**Exercise material:**
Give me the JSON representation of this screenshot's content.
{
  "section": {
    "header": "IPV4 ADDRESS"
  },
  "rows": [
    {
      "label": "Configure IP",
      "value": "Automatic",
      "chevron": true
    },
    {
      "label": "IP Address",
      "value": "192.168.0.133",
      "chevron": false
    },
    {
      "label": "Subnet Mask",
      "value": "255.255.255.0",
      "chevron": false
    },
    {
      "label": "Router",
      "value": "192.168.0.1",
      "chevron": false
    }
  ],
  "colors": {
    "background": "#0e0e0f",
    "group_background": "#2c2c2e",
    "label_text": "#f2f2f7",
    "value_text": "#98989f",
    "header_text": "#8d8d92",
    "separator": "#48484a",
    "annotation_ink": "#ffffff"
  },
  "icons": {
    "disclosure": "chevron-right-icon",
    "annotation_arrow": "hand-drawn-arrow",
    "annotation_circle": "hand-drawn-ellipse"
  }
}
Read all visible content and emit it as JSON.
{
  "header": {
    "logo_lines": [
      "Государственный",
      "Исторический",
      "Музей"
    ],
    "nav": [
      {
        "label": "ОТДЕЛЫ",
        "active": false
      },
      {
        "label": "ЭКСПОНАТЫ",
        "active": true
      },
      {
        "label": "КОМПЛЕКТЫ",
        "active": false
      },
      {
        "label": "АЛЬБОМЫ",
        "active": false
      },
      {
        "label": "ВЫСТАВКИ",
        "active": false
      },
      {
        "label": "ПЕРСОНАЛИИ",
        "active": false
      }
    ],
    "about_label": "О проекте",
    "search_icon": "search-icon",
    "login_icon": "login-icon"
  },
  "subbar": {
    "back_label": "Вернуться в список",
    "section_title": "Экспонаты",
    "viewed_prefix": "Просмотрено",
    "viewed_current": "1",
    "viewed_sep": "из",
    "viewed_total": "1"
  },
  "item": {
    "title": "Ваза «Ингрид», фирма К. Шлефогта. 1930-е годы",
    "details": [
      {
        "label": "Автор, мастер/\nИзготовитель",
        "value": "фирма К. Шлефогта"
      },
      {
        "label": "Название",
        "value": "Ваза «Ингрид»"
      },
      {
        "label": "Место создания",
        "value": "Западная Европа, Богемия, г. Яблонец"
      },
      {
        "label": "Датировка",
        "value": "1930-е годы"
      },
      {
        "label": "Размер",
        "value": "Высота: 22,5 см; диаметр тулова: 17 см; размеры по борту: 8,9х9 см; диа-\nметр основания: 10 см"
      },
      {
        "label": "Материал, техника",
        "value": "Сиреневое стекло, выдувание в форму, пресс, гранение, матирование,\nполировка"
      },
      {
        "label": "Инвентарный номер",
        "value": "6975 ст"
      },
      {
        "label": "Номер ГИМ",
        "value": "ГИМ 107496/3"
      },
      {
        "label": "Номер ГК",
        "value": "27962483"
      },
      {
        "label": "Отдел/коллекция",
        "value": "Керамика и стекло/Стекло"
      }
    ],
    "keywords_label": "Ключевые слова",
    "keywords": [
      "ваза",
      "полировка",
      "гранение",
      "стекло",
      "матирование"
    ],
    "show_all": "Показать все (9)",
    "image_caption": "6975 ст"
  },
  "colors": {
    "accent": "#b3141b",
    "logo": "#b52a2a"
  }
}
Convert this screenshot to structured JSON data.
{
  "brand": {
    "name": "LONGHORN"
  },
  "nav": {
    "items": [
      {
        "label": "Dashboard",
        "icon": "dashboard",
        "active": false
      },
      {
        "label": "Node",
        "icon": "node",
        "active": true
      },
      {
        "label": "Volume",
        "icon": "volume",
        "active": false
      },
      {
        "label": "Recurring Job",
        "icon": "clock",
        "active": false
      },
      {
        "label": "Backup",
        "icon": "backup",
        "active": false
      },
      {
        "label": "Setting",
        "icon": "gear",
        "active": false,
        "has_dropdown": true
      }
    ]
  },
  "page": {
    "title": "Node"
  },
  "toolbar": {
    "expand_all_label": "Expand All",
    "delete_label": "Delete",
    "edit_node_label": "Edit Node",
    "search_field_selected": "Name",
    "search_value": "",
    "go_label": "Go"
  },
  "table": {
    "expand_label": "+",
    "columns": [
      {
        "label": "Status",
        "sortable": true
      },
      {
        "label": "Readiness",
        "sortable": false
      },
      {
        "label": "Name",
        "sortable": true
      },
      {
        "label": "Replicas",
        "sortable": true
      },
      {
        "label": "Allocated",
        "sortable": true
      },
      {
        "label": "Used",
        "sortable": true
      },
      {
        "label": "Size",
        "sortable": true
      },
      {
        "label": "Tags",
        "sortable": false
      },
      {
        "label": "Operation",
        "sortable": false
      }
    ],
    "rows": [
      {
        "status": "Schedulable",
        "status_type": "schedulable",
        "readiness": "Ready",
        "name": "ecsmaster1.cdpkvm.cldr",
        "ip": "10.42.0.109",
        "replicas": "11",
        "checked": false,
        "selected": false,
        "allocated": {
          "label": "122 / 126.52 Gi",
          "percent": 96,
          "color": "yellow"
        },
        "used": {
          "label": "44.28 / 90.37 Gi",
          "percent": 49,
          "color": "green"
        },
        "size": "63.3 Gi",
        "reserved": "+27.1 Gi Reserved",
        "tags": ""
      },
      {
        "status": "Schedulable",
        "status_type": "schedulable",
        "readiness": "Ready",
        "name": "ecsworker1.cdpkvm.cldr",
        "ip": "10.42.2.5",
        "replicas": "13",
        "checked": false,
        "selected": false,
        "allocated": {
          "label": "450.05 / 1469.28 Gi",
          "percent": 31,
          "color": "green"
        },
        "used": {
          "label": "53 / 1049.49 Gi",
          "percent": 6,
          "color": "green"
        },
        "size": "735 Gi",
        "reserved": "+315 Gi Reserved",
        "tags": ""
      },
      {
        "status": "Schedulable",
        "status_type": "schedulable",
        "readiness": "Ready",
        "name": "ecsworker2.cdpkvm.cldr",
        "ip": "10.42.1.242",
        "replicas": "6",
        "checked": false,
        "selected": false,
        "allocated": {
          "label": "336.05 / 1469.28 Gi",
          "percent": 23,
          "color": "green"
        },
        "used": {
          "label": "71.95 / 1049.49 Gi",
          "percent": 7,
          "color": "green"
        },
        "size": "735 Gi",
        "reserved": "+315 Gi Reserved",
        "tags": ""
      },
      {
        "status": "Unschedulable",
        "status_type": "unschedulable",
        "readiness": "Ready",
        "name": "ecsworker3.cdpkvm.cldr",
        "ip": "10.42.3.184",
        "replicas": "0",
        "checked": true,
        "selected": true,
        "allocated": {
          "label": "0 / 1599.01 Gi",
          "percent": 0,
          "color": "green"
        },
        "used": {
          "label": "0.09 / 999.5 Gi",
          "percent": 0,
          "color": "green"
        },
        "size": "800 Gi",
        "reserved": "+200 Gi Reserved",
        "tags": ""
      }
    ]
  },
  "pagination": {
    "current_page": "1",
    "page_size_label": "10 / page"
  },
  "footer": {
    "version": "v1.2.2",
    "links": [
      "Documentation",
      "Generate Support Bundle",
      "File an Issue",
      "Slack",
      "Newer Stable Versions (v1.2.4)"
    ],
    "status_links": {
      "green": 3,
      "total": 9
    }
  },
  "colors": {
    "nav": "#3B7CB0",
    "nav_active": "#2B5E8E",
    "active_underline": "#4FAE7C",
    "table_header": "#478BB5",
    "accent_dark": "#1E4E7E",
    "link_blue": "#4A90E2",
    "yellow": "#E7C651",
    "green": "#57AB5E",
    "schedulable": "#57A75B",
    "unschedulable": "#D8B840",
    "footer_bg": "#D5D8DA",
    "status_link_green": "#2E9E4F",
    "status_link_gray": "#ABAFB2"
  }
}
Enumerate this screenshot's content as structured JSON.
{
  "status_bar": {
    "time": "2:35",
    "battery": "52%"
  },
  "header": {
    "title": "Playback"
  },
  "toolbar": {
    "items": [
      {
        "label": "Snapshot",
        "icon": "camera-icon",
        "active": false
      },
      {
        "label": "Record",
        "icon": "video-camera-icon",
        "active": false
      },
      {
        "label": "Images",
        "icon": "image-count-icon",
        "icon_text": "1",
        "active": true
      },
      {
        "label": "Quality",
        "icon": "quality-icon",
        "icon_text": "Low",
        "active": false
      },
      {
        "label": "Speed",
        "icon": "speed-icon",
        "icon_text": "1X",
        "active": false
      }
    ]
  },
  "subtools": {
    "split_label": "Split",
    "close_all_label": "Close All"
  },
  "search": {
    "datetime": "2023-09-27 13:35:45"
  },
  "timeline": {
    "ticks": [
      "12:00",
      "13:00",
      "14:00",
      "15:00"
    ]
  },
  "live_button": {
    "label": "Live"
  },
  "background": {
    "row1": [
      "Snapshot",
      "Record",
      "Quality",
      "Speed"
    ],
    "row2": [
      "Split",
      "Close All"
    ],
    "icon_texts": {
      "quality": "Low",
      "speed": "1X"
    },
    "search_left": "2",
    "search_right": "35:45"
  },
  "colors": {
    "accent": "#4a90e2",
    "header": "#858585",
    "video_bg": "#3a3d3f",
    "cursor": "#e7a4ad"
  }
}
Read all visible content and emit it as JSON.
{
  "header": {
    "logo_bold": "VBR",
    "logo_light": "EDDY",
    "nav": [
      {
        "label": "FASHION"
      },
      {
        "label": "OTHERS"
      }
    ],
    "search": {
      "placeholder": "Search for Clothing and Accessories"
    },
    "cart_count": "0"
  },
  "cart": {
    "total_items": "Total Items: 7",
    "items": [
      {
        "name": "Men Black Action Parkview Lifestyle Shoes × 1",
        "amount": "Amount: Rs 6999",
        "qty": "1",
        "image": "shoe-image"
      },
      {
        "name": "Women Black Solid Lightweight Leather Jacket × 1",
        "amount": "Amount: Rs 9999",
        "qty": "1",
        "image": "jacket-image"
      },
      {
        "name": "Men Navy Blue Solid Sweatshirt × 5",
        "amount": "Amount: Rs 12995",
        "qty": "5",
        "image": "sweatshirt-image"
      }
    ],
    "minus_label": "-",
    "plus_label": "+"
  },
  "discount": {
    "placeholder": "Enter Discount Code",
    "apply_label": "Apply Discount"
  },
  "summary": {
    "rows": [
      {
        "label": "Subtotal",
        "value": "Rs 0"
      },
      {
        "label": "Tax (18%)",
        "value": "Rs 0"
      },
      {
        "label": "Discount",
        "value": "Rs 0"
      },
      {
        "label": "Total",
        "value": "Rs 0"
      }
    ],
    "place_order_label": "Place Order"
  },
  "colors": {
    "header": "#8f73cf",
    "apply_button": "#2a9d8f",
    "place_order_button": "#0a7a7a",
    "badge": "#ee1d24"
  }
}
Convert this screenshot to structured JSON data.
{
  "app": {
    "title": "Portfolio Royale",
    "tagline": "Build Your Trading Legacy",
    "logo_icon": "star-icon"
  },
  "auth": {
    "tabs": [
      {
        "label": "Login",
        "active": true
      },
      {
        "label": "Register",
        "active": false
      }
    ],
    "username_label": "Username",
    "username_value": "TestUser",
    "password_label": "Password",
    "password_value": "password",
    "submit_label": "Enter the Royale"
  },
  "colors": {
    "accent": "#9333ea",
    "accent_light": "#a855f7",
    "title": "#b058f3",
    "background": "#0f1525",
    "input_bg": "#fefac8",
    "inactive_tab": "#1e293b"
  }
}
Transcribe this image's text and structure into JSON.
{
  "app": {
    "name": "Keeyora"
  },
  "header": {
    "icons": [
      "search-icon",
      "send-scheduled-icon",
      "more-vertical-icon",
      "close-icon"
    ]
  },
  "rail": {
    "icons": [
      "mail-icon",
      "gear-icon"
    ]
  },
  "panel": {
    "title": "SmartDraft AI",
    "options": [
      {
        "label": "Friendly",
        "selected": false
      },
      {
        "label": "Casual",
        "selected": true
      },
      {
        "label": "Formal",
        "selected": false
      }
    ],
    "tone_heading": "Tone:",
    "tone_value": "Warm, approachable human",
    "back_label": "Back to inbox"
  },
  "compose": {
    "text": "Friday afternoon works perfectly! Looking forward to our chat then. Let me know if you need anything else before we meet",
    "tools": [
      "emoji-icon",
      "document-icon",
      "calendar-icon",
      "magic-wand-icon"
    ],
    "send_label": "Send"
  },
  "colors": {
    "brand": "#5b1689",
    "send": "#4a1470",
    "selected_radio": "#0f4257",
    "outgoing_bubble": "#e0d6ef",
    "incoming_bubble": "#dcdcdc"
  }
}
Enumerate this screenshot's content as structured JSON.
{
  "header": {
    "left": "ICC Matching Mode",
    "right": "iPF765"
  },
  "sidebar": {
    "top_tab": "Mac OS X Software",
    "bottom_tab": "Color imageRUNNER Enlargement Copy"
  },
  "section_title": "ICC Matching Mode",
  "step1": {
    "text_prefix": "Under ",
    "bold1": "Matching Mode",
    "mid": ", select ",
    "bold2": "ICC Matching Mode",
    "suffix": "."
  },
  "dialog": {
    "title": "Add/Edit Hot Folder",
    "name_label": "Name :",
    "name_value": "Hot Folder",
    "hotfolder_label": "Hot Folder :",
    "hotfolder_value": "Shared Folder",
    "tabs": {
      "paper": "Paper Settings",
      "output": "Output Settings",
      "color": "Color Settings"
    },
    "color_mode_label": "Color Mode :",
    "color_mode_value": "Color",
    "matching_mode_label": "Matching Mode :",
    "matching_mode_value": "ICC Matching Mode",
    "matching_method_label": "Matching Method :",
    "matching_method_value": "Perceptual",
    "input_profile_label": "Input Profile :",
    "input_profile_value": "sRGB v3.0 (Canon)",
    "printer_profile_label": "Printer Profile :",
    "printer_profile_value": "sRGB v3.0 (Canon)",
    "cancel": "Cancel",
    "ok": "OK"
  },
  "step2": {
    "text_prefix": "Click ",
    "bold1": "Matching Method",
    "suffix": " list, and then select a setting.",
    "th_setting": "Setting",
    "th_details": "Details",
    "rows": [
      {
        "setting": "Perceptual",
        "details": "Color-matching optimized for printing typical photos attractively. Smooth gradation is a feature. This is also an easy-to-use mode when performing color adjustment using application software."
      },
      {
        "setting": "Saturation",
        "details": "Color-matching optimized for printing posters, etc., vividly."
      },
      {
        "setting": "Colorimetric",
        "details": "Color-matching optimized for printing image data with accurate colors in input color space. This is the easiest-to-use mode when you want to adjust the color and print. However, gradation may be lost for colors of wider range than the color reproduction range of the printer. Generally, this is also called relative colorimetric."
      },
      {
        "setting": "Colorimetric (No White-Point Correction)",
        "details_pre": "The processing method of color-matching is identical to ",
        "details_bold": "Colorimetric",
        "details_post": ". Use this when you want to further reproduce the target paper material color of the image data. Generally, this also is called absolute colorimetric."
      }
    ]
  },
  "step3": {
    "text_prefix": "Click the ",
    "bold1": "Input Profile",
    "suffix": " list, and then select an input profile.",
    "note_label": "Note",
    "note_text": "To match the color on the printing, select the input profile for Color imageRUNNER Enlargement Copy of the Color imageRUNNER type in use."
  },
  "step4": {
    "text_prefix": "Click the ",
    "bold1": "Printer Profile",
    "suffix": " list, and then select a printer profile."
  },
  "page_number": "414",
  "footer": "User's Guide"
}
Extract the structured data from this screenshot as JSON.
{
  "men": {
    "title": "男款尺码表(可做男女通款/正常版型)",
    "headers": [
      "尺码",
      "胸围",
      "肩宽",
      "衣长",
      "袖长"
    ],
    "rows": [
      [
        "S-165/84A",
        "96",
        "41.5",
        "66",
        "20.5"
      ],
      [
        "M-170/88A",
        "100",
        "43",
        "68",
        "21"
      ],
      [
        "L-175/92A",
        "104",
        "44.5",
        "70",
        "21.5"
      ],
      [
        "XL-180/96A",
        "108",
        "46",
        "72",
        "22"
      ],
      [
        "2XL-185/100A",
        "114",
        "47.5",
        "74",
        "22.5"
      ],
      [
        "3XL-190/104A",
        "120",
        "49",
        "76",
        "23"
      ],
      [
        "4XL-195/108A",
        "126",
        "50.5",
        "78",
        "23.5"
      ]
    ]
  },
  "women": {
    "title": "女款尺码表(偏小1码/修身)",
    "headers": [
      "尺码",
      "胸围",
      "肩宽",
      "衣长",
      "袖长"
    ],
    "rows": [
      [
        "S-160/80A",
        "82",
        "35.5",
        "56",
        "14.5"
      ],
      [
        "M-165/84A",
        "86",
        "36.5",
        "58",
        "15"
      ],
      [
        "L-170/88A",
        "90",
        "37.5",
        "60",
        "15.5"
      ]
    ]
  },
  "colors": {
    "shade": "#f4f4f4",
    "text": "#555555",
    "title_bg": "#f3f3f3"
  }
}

**Stated task:** How many lines in the records hold the string "optimized"? Reply with the number alone.

**Task output:** 3